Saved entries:
start

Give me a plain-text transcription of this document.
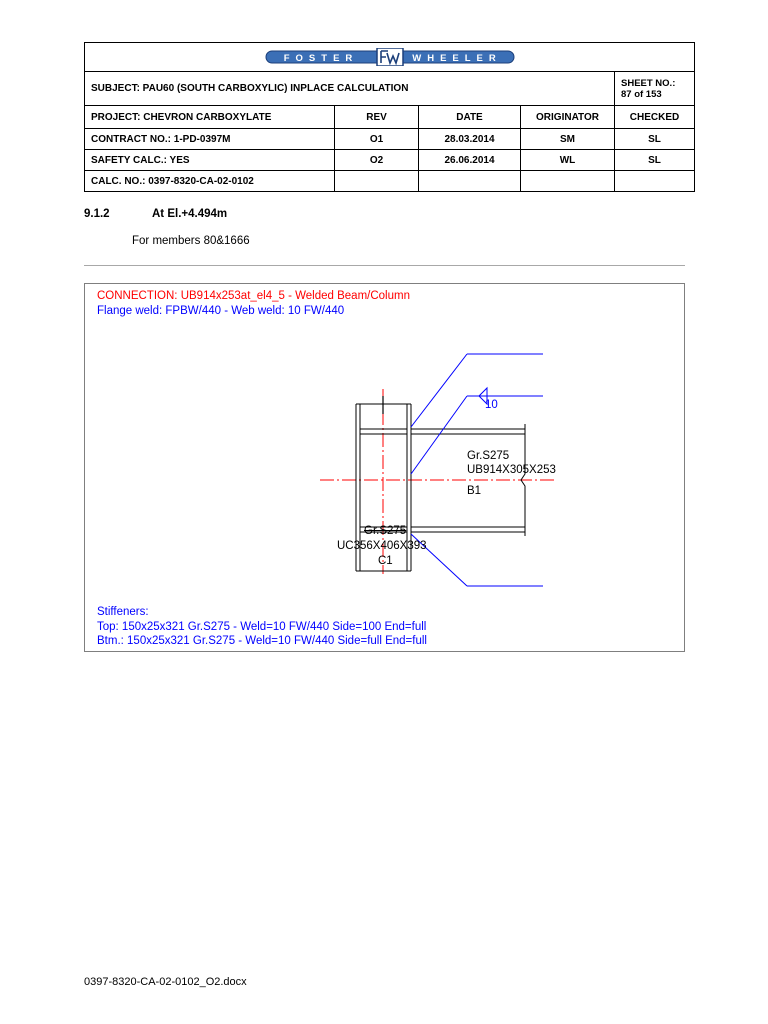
FOSTER WHEELER				

SUBJECT: PAU60 (SOUTH CARBOXYLIC) INPLACE CALCULATION				SHEET NO.: 87 of 153
PROJECT: CHEVRON CARBOXYLATE	REV	DATE	ORIGINATOR	CHECKED
CONTRACT NO.: 1-PD-0397M	O1	28.03.2014	SM	SL
SAFETY CALC.: YES	O2	26.06.2014	WL	SL
CALC. NO.: 0397-8320-CA-02-0102				
9.1.2	At El.+4.494m
For members 80&1666
CONNECTION: UB914x253at_el4_5 - Welded Beam/Column
Flange weld: FPBW/440 - Web weld: 10 FW/440
10
Gr.S275
UB914X305X253
B1
Gr.S275
UC356X406X393
C1
Stiffeners:
Top: 150x25x321 Gr.S275 - Weld=10 FW/440 Side=100 End=full
Btm.: 150x25x321 Gr.S275 - Weld=10 FW/440 Side=full End=full
0397-8320-CA-02-0102_O2.docx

end

§ WHAT NEEDS TO BE DONE: A faithful copy of the records above is needed, with the pictures left out.

§ ANSWER TO THIS TASK:
Give me a plain-text transcription of this document.
FOSTER WHEELER				

SUBJECT: PAU60 (SOUTH CARBOXYLIC) INPLACE CALCULATION				SHEET NO.: 87 of 153
PROJECT: CHEVRON CARBOXYLATE	REV	DATE	ORIGINATOR	CHECKED
CONTRACT NO.: 1-PD-0397M	O1	28.03.2014	SM	SL
SAFETY CALC.: YES	O2	26.06.2014	WL	SL
CALC. NO.: 0397-8320-CA-02-0102				
9.1.2	At El.+4.494m
For members 80&1666
CONNECTION: UB914x253at_el4_5 - Welded Beam/Column
Flange weld: FPBW/440 - Web weld: 10 FW/440
10
Gr.S275
UB914X305X253
B1
Gr.S275
UC356X406X393
C1
Stiffeners:
Top: 150x25x321 Gr.S275 - Weld=10 FW/440 Side=100 End=full
Btm.: 150x25x321 Gr.S275 - Weld=10 FW/440 Side=full End=full
0397-8320-CA-02-0102_O2.docx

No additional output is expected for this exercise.